Transcribe all the records with complete accuracy.

==========

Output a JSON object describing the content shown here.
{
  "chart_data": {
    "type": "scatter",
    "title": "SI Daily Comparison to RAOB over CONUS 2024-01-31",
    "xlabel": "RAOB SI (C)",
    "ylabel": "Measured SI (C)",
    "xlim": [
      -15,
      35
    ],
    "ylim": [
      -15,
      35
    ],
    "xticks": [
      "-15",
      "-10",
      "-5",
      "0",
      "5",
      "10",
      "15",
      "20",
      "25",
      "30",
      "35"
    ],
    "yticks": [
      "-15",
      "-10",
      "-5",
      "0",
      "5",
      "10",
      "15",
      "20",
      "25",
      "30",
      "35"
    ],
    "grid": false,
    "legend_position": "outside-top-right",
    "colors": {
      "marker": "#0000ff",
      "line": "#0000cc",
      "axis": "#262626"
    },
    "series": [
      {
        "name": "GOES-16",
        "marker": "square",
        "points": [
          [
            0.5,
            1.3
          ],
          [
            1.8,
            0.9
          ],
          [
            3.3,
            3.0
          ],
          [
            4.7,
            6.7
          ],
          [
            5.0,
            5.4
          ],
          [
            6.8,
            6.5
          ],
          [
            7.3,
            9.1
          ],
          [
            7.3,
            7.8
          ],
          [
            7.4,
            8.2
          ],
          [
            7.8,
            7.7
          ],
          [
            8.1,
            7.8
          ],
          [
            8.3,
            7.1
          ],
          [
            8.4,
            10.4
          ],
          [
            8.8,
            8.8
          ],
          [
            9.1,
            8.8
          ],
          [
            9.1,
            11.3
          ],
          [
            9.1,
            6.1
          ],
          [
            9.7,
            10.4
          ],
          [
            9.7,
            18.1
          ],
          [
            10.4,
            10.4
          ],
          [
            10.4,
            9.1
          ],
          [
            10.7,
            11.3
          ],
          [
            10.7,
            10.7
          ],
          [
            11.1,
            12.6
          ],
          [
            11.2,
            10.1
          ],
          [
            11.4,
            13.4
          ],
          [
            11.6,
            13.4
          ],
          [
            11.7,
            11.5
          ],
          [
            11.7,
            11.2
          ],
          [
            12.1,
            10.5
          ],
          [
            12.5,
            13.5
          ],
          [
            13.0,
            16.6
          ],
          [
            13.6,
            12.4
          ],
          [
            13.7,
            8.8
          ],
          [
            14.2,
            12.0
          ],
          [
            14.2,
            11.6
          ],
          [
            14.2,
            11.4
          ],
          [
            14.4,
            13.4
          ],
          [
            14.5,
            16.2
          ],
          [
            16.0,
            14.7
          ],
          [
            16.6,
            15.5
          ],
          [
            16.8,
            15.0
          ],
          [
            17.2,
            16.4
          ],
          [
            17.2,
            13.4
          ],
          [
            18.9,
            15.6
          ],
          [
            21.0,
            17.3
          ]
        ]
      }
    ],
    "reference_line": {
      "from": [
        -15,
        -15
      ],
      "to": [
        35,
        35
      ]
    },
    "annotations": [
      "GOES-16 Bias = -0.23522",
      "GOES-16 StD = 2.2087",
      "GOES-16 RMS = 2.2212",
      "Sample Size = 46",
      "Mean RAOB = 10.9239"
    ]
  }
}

==========

EXERCISE OUTPUT:
Output a JSON object describing the content shown here.
{
  "chart_data": {
    "type": "scatter",
    "title": "SI Daily Comparison to RAOB over CONUS 2024-01-31",
    "xlabel": "RAOB SI (C)",
    "ylabel": "Measured SI (C)",
    "xlim": [
      -15,
      35
    ],
    "ylim": [
      -15,
      35
    ],
    "xticks": [
      "-15",
      "-10",
      "-5",
      "0",
      "5",
      "10",
      "15",
      "20",
      "25",
      "30",
      "35"
    ],
    "yticks": [
      "-15",
      "-10",
      "-5",
      "0",
      "5",
      "10",
      "15",
      "20",
      "25",
      "30",
      "35"
    ],
    "grid": false,
    "legend_position": "outside-top-right",
    "colors": {
      "marker": "#0000ff",
      "line": "#0000cc",
      "axis": "#262626"
    },
    "series": [
      {
        "name": "GOES-16",
        "marker": "square",
        "points": [
          [
            0.5,
            1.3
          ],
          [
            1.8,
            0.9
          ],
          [
            3.3,
            3.0
          ],
          [
            4.7,
            6.7
          ],
          [
            5.0,
            5.4
          ],
          [
            6.8,
            6.5
          ],
          [
            7.3,
            9.1
          ],
          [
            7.3,
            7.8
          ],
          [
            7.4,
            8.2
          ],
          [
            7.8,
            7.7
          ],
          [
            8.1,
            7.8
          ],
          [
            8.3,
            7.1
          ],
          [
            8.4,
            10.4
          ],
          [
            8.8,
            8.8
          ],
          [
            9.1,
            8.8
          ],
          [
            9.1,
            11.3
          ],
          [
            9.1,
            6.1
          ],
          [
            9.7,
            10.4
          ],
          [
            9.7,
            18.1
          ],
          [
            10.4,
            10.4
          ],
          [
            10.4,
            9.1
          ],
          [
            10.7,
            11.3
          ],
          [
            10.7,
            10.7
          ],
          [
            11.1,
            12.6
          ],
          [
            11.2,
            10.1
          ],
          [
            11.4,
            13.4
          ],
          [
            11.6,
            13.4
          ],
          [
            11.7,
            11.5
          ],
          [
            11.7,
            11.2
          ],
          [
            12.1,
            10.5
          ],
          [
            12.5,
            13.5
          ],
          [
            13.0,
            16.6
          ],
          [
            13.6,
            12.4
          ],
          [
            13.7,
            8.8
          ],
          [
            14.2,
            12.0
          ],
          [
            14.2,
            11.6
          ],
          [
            14.2,
            11.4
          ],
          [
            14.4,
            13.4
          ],
          [
            14.5,
            16.2
          ],
          [
            16.0,
            14.7
          ],
          [
            16.6,
            15.5
          ],
          [
            16.8,
            15.0
          ],
          [
            17.2,
            16.4
          ],
          [
            17.2,
            13.4
          ],
          [
            18.9,
            15.6
          ],
          [
            21.0,
            17.3
          ]
        ]
      }
    ],
    "reference_line": {
      "from": [
        -15,
        -15
      ],
      "to": [
        35,
        35
      ]
    },
    "annotations": [
      "GOES-16 Bias = -0.23522",
      "GOES-16 StD = 2.2087",
      "GOES-16 RMS = 2.2212",
      "Sample Size = 46",
      "Mean RAOB = 10.9239"
    ]
  }
}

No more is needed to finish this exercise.